**Description of the task**
Scan the lines below for the string "title" and copy every one that has it.

**Provided entries**
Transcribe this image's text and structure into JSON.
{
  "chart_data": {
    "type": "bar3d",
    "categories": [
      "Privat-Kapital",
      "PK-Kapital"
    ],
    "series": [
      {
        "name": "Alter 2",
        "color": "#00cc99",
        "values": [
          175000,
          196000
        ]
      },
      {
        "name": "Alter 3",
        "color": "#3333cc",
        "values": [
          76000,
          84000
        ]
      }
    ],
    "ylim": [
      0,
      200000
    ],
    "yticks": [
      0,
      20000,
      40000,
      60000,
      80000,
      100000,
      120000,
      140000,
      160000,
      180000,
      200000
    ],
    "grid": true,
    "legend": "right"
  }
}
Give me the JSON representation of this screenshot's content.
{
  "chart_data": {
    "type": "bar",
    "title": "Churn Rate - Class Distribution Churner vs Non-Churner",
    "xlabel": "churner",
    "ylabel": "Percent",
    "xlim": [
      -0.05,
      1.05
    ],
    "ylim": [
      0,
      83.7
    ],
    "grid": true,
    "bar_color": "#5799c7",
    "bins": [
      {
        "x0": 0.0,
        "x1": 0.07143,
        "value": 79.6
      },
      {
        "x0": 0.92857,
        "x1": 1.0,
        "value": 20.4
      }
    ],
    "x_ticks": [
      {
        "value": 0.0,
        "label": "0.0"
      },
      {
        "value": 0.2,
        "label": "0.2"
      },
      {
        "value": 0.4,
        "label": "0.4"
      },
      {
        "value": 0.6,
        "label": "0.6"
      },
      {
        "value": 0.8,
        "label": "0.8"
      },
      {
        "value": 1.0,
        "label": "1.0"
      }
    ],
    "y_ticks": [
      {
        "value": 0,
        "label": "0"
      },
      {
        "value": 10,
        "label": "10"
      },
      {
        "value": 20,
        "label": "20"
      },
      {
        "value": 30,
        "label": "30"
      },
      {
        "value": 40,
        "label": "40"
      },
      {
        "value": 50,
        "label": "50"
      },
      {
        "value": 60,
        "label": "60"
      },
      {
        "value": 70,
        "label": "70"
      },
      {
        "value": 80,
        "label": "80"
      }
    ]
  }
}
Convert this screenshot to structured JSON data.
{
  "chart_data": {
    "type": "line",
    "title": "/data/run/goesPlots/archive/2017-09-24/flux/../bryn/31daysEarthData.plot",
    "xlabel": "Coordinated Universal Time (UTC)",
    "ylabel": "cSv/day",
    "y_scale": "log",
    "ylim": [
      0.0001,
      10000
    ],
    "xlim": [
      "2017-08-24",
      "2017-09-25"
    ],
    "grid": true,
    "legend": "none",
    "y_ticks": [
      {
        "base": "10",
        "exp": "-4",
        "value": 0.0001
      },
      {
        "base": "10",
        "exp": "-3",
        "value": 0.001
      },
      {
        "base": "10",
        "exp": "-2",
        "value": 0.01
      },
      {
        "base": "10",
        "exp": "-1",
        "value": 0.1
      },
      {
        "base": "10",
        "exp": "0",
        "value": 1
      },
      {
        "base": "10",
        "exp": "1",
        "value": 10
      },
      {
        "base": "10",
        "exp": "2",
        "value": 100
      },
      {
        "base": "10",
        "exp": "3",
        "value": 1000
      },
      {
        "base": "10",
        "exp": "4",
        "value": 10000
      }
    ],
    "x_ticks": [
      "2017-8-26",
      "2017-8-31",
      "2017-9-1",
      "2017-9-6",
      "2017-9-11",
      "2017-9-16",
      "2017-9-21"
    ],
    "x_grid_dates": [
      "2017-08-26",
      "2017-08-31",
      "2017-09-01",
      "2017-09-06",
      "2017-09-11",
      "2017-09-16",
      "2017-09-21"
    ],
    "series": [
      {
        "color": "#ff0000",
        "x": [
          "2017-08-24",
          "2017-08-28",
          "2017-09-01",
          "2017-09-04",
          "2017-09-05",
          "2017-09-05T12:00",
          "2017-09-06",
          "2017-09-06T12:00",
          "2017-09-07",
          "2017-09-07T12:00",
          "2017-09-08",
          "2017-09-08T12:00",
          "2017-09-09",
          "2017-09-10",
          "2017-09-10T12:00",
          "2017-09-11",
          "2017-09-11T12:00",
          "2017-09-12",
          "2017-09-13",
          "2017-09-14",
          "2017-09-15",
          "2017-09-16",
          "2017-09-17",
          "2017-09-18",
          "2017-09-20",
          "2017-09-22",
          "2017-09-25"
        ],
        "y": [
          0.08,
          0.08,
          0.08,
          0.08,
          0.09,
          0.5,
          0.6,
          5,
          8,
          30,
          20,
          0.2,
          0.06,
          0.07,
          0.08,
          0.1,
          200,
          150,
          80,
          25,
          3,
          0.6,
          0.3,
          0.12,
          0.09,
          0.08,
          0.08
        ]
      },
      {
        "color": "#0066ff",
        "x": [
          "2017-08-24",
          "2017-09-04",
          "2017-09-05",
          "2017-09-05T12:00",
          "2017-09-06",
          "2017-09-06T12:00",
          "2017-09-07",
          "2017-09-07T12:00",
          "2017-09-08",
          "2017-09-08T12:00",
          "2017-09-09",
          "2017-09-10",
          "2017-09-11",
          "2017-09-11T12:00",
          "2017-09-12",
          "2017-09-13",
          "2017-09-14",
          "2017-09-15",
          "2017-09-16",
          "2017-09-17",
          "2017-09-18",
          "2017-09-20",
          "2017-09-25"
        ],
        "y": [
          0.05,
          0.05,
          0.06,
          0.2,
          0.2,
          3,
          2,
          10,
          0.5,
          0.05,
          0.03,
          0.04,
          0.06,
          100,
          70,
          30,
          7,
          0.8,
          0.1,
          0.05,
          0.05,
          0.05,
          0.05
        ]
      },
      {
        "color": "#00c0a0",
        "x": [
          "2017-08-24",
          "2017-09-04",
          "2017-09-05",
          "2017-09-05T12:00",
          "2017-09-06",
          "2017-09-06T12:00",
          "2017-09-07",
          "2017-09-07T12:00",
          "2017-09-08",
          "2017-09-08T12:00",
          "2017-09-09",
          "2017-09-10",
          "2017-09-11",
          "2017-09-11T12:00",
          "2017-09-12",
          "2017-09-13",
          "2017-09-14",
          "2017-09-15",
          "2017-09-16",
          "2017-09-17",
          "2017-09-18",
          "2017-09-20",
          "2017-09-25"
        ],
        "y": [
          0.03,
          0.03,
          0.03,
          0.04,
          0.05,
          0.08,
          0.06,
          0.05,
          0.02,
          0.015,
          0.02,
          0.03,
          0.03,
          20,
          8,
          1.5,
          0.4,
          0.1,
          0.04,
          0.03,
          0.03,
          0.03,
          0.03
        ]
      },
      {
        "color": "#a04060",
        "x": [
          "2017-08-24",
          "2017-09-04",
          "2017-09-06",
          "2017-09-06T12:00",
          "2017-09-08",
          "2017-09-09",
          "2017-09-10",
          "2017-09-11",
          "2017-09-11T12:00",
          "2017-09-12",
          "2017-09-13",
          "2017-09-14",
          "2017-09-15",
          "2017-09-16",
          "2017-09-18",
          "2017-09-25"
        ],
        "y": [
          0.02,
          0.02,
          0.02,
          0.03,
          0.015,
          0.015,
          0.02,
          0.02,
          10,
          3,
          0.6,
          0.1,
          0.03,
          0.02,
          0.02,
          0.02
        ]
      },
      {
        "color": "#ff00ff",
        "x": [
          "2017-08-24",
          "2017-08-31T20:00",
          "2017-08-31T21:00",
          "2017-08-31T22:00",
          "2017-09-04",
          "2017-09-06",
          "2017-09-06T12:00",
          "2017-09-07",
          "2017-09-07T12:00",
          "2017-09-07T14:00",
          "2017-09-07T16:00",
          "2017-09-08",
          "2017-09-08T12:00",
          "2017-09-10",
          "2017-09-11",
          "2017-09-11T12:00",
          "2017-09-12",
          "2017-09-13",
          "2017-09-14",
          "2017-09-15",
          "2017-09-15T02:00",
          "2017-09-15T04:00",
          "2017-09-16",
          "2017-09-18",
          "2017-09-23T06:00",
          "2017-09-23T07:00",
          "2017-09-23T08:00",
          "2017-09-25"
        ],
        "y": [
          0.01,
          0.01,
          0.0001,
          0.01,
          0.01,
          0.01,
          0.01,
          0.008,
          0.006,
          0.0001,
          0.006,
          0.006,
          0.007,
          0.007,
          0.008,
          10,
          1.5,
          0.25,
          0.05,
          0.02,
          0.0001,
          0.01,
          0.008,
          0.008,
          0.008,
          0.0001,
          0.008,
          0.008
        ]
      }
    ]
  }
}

**Task output**
    "title": "Churn Rate - Class Distribution Churner vs Non-Churner",
    "title": "/data/run/goesPlots/archive/2017-09-24/flux/../bryn/31daysEarthData.plot",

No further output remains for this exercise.